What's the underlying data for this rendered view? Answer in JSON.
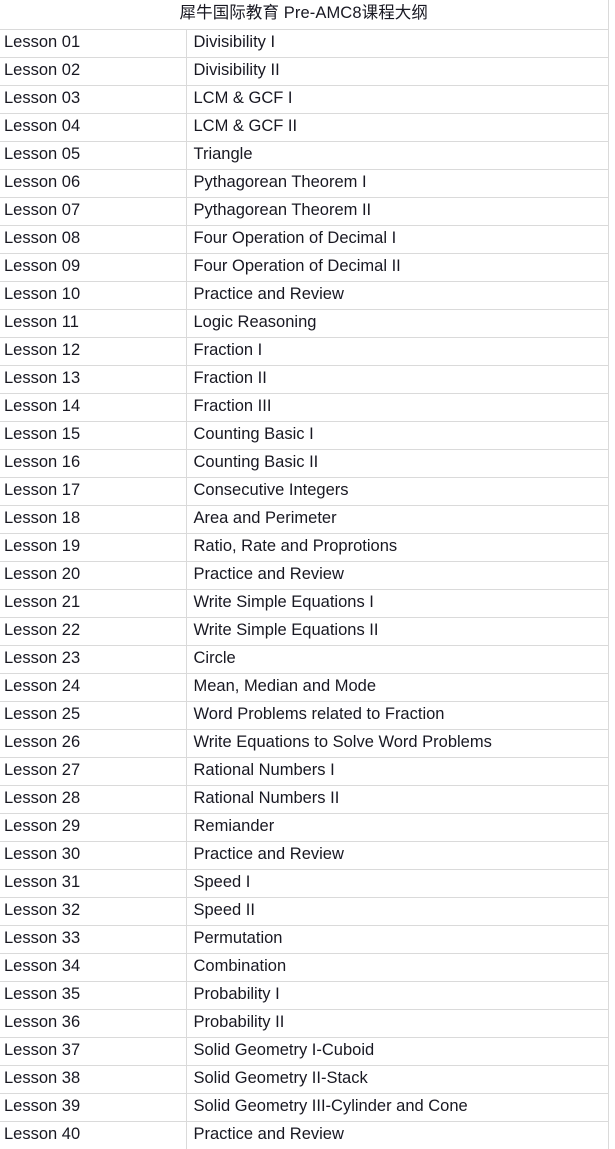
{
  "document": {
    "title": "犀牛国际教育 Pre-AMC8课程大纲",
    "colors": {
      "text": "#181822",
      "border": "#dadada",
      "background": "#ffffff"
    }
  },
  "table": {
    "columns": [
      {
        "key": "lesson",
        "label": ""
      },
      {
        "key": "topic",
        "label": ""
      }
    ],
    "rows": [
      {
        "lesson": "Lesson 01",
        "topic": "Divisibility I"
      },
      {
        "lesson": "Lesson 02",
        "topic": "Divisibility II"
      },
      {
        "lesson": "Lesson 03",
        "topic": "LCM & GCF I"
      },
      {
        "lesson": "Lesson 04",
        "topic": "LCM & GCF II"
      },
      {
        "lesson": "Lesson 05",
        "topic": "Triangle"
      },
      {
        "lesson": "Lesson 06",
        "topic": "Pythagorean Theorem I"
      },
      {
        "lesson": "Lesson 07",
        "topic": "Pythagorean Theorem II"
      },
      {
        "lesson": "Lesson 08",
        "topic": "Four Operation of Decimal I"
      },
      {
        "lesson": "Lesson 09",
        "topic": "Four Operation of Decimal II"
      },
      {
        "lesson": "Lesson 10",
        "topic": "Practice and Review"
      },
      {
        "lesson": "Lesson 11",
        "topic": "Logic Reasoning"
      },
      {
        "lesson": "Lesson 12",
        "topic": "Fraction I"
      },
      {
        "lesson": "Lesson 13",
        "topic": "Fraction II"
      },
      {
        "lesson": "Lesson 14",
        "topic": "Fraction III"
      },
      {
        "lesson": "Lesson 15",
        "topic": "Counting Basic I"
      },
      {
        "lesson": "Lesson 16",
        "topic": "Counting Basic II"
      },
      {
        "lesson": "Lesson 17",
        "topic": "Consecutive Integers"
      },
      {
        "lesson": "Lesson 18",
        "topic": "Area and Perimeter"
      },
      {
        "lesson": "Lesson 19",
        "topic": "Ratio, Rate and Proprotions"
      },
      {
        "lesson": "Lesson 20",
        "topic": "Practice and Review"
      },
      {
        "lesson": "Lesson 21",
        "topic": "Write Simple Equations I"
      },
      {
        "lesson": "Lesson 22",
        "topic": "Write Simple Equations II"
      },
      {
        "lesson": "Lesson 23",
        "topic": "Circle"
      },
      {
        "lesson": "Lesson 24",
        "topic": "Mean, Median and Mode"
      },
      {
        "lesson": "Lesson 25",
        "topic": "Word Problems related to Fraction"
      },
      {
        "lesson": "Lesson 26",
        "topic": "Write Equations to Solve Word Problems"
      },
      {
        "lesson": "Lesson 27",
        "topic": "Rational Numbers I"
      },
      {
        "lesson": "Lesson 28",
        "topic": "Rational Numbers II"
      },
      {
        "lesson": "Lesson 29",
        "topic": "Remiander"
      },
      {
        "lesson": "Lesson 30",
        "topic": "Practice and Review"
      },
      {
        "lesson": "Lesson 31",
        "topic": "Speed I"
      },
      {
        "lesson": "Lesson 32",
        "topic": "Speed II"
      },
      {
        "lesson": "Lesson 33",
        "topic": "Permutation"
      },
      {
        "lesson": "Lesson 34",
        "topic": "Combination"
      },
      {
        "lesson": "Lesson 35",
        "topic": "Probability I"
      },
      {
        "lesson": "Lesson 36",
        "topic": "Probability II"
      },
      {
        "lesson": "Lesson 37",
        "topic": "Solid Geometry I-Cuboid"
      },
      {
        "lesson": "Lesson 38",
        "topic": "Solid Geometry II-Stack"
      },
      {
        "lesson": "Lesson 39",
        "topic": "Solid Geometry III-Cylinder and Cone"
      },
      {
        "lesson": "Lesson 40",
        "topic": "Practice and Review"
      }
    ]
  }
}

• **TASK STATEMENT**: Transcribe the listing in full and omit the pictures.

• **SOLUTION FOR THIS EXERCISE**:
What's the underlying data for this rendered view? Answer in JSON.
{
  "document": {
    "title": "犀牛国际教育 Pre-AMC8课程大纲",
    "colors": {
      "text": "#181822",
      "border": "#dadada",
      "background": "#ffffff"
    }
  },
  "table": {
    "columns": [
      {
        "key": "lesson",
        "label": ""
      },
      {
        "key": "topic",
        "label": ""
      }
    ],
    "rows": [
      {
        "lesson": "Lesson 01",
        "topic": "Divisibility I"
      },
      {
        "lesson": "Lesson 02",
        "topic": "Divisibility II"
      },
      {
        "lesson": "Lesson 03",
        "topic": "LCM & GCF I"
      },
      {
        "lesson": "Lesson 04",
        "topic": "LCM & GCF II"
      },
      {
        "lesson": "Lesson 05",
        "topic": "Triangle"
      },
      {
        "lesson": "Lesson 06",
        "topic": "Pythagorean Theorem I"
      },
      {
        "lesson": "Lesson 07",
        "topic": "Pythagorean Theorem II"
      },
      {
        "lesson": "Lesson 08",
        "topic": "Four Operation of Decimal I"
      },
      {
        "lesson": "Lesson 09",
        "topic": "Four Operation of Decimal II"
      },
      {
        "lesson": "Lesson 10",
        "topic": "Practice and Review"
      },
      {
        "lesson": "Lesson 11",
        "topic": "Logic Reasoning"
      },
      {
        "lesson": "Lesson 12",
        "topic": "Fraction I"
      },
      {
        "lesson": "Lesson 13",
        "topic": "Fraction II"
      },
      {
        "lesson": "Lesson 14",
        "topic": "Fraction III"
      },
      {
        "lesson": "Lesson 15",
        "topic": "Counting Basic I"
      },
      {
        "lesson": "Lesson 16",
        "topic": "Counting Basic II"
      },
      {
        "lesson": "Lesson 17",
        "topic": "Consecutive Integers"
      },
      {
        "lesson": "Lesson 18",
        "topic": "Area and Perimeter"
      },
      {
        "lesson": "Lesson 19",
        "topic": "Ratio, Rate and Proprotions"
      },
      {
        "lesson": "Lesson 20",
        "topic": "Practice and Review"
      },
      {
        "lesson": "Lesson 21",
        "topic": "Write Simple Equations I"
      },
      {
        "lesson": "Lesson 22",
        "topic": "Write Simple Equations II"
      },
      {
        "lesson": "Lesson 23",
        "topic": "Circle"
      },
      {
        "lesson": "Lesson 24",
        "topic": "Mean, Median and Mode"
      },
      {
        "lesson": "Lesson 25",
        "topic": "Word Problems related to Fraction"
      },
      {
        "lesson": "Lesson 26",
        "topic": "Write Equations to Solve Word Problems"
      },
      {
        "lesson": "Lesson 27",
        "topic": "Rational Numbers I"
      },
      {
        "lesson": "Lesson 28",
        "topic": "Rational Numbers II"
      },
      {
        "lesson": "Lesson 29",
        "topic": "Remiander"
      },
      {
        "lesson": "Lesson 30",
        "topic": "Practice and Review"
      },
      {
        "lesson": "Lesson 31",
        "topic": "Speed I"
      },
      {
        "lesson": "Lesson 32",
        "topic": "Speed II"
      },
      {
        "lesson": "Lesson 33",
        "topic": "Permutation"
      },
      {
        "lesson": "Lesson 34",
        "topic": "Combination"
      },
      {
        "lesson": "Lesson 35",
        "topic": "Probability I"
      },
      {
        "lesson": "Lesson 36",
        "topic": "Probability II"
      },
      {
        "lesson": "Lesson 37",
        "topic": "Solid Geometry I-Cuboid"
      },
      {
        "lesson": "Lesson 38",
        "topic": "Solid Geometry II-Stack"
      },
      {
        "lesson": "Lesson 39",
        "topic": "Solid Geometry III-Cylinder and Cone"
      },
      {
        "lesson": "Lesson 40",
        "topic": "Practice and Review"
      }
    ]
  }
}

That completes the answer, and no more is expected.